-- Task objective --
Repeat the material verbatim. Images are excluded from the copy.

(Dataset rows about figures)
________

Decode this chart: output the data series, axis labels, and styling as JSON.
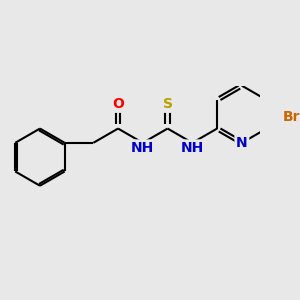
{
  "background_color": "#e8e8e8",
  "bond_color": "#000000",
  "bond_width": 1.5,
  "figsize": [
    3.0,
    3.0
  ],
  "dpi": 100,
  "atoms": {
    "O": {
      "color": "#ff0000",
      "fontsize": 10,
      "fontweight": "bold"
    },
    "S": {
      "color": "#b8a000",
      "fontsize": 10,
      "fontweight": "bold"
    },
    "N": {
      "color": "#0000cc",
      "fontsize": 10,
      "fontweight": "bold"
    },
    "Br": {
      "color": "#cc6600",
      "fontsize": 10,
      "fontweight": "bold"
    }
  },
  "bl": 1.0
}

________

-- In response --
Decode this chart: output the data series, axis labels, and styling as JSON.
{
  "background_color": "#e8e8e8",
  "bond_color": "#000000",
  "bond_width": 1.5,
  "figsize": [
    3.0,
    3.0
  ],
  "dpi": 100,
  "atoms": {
    "O": {
      "color": "#ff0000",
      "fontsize": 10,
      "fontweight": "bold"
    },
    "S": {
      "color": "#b8a000",
      "fontsize": 10,
      "fontweight": "bold"
    },
    "N": {
      "color": "#0000cc",
      "fontsize": 10,
      "fontweight": "bold"
    },
    "Br": {
      "color": "#cc6600",
      "fontsize": 10,
      "fontweight": "bold"
    }
  },
  "bl": 1.0
}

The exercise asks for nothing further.